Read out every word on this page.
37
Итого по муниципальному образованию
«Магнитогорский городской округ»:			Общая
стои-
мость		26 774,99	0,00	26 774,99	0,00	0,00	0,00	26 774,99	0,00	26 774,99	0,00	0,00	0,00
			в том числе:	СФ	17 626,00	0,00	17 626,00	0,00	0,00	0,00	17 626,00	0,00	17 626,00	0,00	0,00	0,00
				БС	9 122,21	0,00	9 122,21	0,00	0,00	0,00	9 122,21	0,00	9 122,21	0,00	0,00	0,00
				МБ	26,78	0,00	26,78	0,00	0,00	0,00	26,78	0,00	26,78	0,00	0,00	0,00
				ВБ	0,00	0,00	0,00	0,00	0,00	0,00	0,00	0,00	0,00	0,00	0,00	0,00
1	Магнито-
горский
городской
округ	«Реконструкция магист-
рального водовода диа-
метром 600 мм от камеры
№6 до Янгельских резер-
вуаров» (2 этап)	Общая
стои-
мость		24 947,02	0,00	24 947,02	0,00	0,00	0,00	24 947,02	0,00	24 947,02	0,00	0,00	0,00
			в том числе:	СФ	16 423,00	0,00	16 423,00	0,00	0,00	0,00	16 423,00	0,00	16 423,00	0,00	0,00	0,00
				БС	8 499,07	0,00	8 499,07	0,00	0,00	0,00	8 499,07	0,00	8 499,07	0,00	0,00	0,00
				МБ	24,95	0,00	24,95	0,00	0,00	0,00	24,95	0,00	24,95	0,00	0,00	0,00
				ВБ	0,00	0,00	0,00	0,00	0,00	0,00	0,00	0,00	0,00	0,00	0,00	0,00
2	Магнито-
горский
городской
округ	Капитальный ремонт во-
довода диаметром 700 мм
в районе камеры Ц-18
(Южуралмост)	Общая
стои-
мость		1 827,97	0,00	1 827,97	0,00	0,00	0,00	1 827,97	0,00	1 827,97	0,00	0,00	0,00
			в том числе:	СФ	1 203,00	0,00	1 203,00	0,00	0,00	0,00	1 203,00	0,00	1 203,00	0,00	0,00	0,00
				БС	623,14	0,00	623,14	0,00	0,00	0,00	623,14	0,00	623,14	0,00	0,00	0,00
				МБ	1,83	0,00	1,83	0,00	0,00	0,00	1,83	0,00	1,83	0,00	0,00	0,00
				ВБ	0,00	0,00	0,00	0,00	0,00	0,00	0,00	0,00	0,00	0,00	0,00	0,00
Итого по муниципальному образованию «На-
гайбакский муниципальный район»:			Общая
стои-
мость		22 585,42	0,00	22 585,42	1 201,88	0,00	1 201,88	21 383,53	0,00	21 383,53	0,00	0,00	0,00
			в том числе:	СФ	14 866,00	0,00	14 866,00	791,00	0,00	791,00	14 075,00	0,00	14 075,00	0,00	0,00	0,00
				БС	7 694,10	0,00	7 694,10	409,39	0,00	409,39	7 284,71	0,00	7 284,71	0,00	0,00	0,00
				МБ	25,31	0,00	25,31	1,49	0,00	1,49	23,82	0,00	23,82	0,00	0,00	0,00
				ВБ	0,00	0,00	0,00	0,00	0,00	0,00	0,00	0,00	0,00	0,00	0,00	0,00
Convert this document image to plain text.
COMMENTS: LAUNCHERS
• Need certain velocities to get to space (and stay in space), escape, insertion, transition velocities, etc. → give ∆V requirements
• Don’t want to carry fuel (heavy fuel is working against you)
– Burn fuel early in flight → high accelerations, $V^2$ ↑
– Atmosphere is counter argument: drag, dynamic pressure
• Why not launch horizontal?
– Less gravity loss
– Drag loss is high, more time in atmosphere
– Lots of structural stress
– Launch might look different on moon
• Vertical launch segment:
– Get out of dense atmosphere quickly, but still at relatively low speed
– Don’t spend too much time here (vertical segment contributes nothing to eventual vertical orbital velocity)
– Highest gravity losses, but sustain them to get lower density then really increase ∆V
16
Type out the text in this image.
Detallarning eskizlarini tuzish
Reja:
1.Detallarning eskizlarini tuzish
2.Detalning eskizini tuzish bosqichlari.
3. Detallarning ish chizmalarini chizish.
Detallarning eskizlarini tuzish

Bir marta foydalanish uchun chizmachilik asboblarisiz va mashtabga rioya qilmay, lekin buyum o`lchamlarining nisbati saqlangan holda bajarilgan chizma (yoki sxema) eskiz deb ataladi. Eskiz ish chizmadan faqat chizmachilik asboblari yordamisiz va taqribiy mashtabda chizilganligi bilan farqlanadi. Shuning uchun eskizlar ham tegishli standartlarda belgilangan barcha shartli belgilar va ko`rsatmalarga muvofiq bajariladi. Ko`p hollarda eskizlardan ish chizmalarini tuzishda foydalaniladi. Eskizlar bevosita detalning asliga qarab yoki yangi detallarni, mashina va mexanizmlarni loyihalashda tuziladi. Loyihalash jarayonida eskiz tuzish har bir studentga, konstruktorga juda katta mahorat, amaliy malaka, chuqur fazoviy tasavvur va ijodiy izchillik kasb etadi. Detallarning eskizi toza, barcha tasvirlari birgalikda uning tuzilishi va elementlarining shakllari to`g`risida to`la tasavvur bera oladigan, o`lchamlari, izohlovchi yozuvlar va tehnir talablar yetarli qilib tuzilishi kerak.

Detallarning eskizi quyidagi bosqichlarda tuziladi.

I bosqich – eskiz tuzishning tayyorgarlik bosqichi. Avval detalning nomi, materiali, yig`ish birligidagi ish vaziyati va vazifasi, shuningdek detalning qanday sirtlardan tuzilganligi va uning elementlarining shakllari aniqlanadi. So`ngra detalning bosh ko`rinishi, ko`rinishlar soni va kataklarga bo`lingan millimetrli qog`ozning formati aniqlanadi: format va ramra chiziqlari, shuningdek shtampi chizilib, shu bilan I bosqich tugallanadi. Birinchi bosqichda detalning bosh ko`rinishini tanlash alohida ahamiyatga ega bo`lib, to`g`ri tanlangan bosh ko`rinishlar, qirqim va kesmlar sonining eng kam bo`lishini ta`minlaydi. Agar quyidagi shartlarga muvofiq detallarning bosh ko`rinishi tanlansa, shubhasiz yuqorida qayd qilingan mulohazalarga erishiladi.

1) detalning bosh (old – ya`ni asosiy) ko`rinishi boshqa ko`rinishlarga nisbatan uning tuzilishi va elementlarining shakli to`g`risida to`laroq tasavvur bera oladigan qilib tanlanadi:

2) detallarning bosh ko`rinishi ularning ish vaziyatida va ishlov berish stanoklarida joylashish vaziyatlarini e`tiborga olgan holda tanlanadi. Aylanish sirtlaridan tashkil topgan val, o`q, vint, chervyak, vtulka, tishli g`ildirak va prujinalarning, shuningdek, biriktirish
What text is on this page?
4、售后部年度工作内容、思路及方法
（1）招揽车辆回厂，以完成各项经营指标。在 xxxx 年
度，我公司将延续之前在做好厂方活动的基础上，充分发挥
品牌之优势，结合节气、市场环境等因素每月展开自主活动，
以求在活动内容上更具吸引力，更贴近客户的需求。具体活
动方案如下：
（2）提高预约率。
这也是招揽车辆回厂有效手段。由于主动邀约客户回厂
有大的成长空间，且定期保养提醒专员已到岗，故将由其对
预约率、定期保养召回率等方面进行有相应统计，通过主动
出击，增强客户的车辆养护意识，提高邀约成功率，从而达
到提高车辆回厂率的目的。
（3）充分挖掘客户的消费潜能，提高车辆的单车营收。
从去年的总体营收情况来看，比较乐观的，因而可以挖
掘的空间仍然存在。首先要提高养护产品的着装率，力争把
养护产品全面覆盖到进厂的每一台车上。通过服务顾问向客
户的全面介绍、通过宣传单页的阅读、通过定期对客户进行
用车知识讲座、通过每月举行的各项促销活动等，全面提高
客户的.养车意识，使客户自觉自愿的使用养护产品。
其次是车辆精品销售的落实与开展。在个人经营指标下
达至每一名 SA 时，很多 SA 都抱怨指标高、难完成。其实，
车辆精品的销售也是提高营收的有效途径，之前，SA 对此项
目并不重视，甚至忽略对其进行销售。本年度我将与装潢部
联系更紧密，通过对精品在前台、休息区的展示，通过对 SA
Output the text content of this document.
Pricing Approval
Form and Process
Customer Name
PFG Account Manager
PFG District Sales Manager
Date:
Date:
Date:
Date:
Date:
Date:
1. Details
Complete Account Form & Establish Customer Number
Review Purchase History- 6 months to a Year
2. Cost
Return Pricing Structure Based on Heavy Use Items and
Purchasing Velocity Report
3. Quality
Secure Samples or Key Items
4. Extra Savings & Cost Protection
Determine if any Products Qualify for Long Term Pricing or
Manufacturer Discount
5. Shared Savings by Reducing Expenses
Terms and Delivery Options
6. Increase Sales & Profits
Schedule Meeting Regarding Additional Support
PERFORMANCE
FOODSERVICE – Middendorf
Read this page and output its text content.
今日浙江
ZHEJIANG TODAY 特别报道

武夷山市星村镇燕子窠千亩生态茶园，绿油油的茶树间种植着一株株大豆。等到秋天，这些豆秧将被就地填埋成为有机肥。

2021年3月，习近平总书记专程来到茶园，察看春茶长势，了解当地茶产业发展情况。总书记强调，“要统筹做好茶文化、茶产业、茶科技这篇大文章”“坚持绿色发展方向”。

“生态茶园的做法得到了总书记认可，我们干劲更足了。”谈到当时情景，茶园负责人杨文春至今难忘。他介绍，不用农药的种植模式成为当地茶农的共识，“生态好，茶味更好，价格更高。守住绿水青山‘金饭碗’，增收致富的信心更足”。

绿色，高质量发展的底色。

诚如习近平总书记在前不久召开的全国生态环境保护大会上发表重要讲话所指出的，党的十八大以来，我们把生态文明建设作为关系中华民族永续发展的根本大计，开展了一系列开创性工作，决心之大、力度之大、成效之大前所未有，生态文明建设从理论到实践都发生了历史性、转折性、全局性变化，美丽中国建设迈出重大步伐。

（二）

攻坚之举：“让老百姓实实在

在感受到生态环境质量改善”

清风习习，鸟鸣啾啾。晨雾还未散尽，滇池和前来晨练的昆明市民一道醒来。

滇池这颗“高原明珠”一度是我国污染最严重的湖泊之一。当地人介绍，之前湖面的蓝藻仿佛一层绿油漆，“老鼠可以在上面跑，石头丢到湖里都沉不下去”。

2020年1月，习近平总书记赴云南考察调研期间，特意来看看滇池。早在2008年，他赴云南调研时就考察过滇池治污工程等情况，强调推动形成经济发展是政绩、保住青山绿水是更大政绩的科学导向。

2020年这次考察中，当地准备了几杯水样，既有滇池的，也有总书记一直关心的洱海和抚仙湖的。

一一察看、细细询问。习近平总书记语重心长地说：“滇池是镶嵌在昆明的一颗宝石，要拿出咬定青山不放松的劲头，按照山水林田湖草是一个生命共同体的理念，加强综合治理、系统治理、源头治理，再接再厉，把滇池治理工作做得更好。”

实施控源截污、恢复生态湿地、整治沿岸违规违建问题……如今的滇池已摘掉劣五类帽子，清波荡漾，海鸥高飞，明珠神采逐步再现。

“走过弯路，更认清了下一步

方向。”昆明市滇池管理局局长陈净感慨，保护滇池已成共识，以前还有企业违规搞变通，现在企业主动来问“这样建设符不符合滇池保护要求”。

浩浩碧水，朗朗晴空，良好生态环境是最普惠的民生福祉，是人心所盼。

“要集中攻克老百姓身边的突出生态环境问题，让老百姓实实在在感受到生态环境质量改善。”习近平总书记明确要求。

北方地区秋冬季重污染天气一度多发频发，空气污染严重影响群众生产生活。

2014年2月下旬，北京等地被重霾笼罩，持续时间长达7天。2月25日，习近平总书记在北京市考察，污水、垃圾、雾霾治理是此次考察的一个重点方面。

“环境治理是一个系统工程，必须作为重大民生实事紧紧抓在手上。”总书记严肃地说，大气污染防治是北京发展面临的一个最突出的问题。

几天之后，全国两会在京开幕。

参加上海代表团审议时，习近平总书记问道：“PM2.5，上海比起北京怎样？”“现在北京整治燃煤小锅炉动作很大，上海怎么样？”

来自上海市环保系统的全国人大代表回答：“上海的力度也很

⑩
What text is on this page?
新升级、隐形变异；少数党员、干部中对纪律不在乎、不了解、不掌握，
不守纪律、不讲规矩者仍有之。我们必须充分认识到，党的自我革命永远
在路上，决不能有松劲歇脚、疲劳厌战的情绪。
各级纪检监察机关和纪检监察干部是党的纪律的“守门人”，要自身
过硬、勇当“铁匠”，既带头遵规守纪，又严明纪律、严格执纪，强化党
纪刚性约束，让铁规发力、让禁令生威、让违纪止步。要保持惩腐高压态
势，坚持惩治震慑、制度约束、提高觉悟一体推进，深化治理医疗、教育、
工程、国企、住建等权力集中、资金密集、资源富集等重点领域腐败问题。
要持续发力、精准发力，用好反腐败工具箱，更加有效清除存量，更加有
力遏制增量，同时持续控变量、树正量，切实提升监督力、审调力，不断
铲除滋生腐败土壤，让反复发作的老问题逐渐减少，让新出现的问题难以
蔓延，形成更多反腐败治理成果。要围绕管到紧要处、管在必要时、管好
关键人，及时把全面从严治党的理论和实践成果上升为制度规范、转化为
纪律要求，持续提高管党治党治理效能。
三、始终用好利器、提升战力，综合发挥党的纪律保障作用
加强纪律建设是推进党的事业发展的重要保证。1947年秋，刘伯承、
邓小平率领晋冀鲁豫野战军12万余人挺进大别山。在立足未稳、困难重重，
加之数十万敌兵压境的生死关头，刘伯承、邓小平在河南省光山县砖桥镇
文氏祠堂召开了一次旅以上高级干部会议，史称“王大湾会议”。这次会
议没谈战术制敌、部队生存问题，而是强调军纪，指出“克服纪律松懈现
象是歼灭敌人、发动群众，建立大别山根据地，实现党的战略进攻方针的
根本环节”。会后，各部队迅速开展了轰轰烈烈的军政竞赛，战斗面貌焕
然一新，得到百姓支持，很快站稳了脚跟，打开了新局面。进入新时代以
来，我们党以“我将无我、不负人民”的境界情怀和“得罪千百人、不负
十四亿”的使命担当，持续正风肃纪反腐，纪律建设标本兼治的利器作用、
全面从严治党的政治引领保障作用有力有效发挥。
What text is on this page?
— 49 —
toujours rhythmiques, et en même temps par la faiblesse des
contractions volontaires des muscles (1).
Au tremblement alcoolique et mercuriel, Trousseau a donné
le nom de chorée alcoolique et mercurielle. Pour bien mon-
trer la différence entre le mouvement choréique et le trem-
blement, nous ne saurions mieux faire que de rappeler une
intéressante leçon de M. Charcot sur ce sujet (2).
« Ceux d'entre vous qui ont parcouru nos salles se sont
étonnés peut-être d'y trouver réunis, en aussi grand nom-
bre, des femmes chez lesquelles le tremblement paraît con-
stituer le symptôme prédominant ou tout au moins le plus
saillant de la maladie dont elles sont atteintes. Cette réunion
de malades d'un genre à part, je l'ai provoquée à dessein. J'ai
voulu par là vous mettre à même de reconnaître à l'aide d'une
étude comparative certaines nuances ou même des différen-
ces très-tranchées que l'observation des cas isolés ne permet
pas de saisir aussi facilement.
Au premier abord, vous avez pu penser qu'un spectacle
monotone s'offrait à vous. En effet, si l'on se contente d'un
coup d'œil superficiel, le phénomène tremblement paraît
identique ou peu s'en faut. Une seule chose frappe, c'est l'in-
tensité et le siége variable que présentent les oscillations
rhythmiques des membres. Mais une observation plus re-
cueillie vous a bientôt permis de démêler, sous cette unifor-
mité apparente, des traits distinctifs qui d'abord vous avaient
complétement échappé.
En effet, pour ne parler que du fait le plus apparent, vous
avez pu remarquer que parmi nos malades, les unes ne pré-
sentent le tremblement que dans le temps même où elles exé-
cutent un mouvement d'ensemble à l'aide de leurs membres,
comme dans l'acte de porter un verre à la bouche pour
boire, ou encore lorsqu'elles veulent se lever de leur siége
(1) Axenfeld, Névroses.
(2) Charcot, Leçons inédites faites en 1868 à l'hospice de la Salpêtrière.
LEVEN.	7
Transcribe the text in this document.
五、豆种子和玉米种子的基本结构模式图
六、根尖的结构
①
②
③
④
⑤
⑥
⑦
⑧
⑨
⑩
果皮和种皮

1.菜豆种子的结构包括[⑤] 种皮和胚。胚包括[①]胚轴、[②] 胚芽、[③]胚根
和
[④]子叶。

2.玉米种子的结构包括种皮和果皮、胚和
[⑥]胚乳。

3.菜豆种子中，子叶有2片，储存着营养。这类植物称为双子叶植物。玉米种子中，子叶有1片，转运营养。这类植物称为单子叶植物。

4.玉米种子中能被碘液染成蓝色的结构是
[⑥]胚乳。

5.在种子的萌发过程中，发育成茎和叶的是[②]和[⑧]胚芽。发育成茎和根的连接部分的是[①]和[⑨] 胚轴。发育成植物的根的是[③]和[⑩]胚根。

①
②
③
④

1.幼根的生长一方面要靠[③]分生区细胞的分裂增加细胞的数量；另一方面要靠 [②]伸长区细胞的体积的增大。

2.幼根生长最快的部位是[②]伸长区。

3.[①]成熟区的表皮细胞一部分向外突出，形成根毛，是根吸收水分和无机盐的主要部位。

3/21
━━━━━━━━━━━━━━━━
## Short exercise:
Copy every line of the records above that holds the word "tremblement".

## Completed exercise:
Au tremblement alcoolique et mercuriel, Trousseau a donné
bre, des femmes chez lesquelles le tremblement paraît con-
coup d'œil superficiel, le phénomène tremblement paraît
sentent le tremblement que dans le temps même où elles exé-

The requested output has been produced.